● Text

Mit letzterer Aussage kritisiert Peter Altmaier sogar seine eigene Partei,
die sich noch stets den Werten der Familie verschrieben hat. Aber was hat
es eigentlich mit den Schwulen auf sich, die das „Alleinesein“ als
Erklärung nicht akzeptieren möchten?
Bei dieser Frage müsste man noch einmal kurz auf allein lebende Menschen an
sich zurückkommen: Hat ein Mensch, der allein lebt, keine sexuelle
Orientierung? Oder hat zum Beispiel ein tatsächlich zölibatär lebender
Priester oder eine Nonne keine sexuelle Orientierung? Sie haben eine, leben
diese allerdings temporär oder dauerhaft nicht aus. Schwulen und Lesben
wiederum ging es im Rahmen ihres Ringens um Entkriminalisierung und
Gleichberechtigung nicht um expliziten Geschlechtsverkehr, sondern um die
politische und gesellschaftliche Anerkennung ihrer sexuellen Orientierung
als Teil ihrer Identität.

● Vorliegende Daten

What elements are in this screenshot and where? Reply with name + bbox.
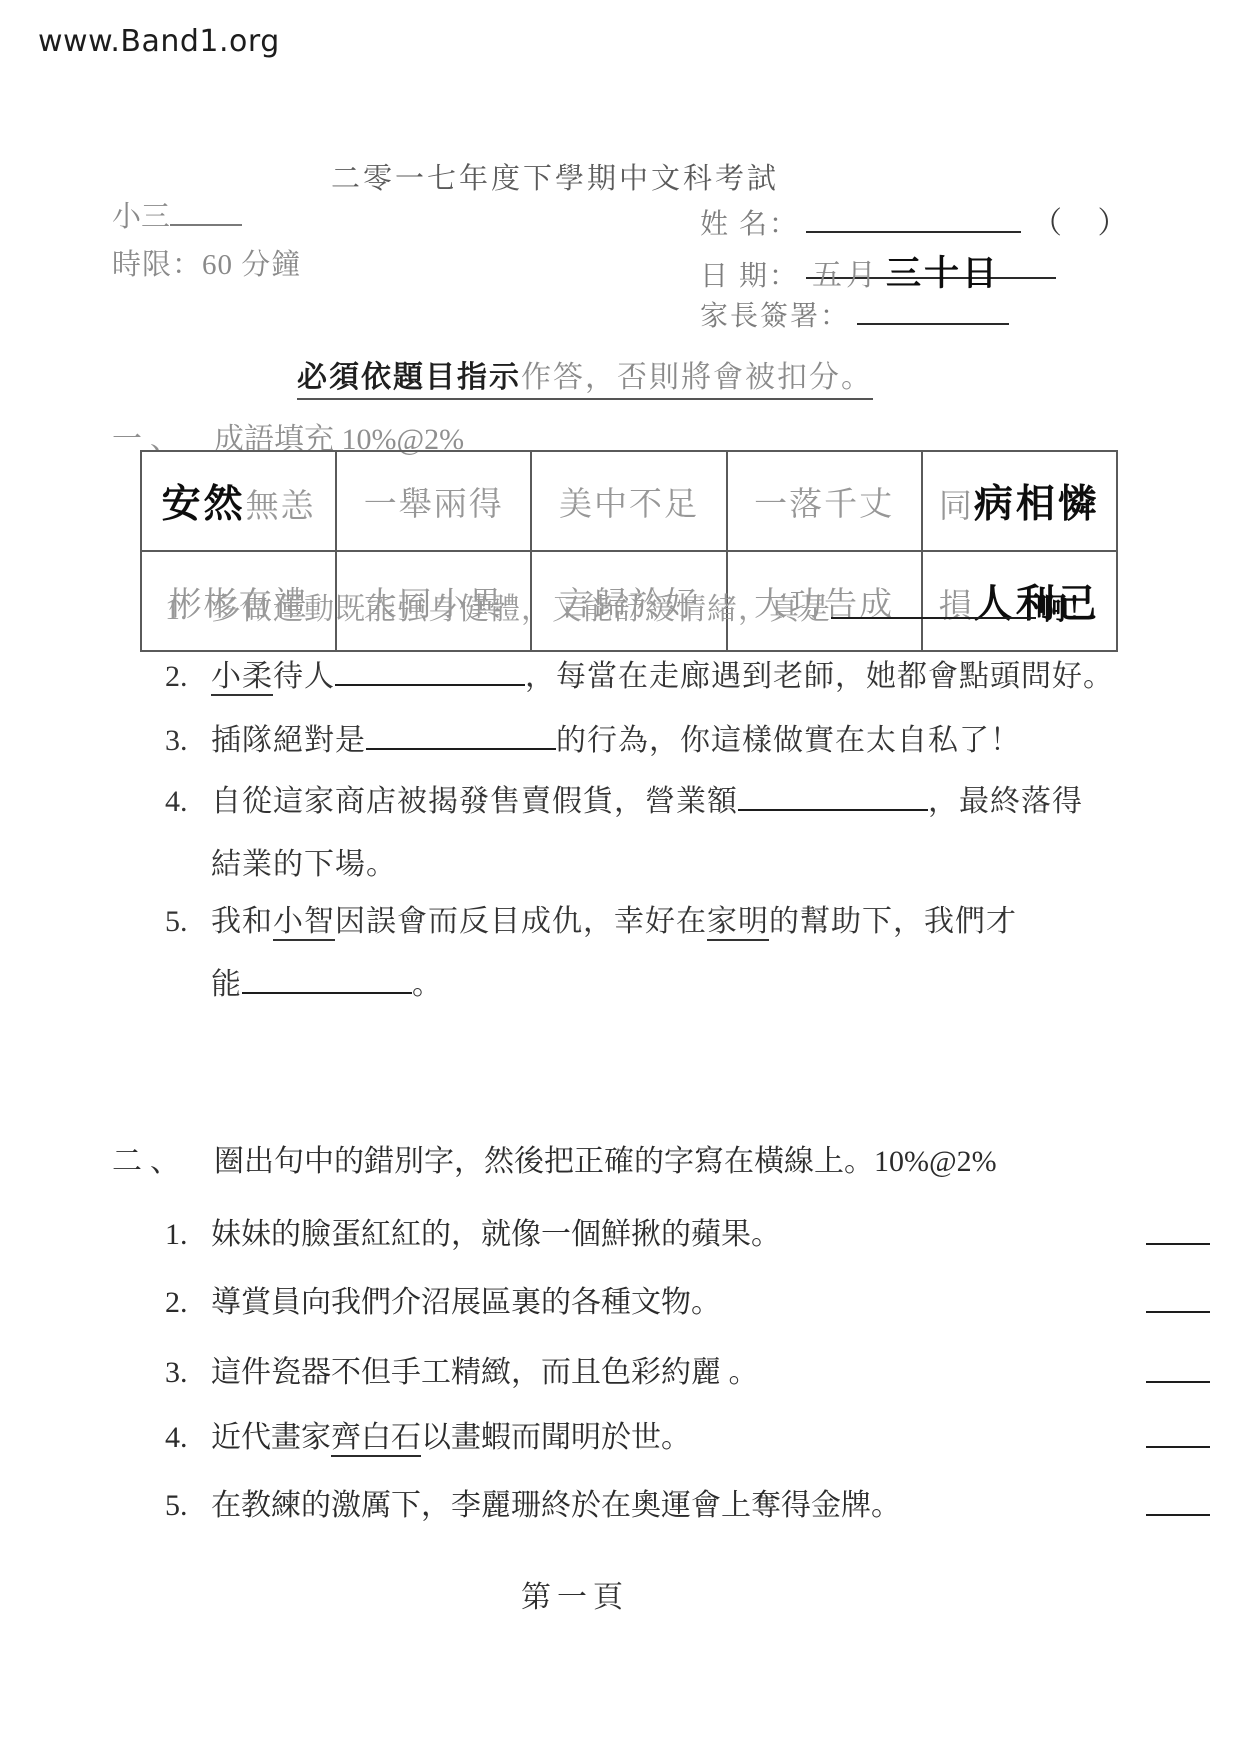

● Aufgabe
Schreibe alle Fragesätze aus dem Text über sexuelle Orientierung heraus. Die Zeilen stehen in keinem Zusammenhang mit dem Text.

● Antwort
- Aber was hat es eigentlich mit den Schwulen auf sich, die das „Alleinesein“ als Erklärung nicht akzeptieren möchten?
- Hat ein Mensch, der allein lebt, keine sexuelle Orientierung?
- Oder hat zum Beispiel ein tatsächlich zölibatär lebender Priester oder eine Nonne keine sexuelle Orientierung?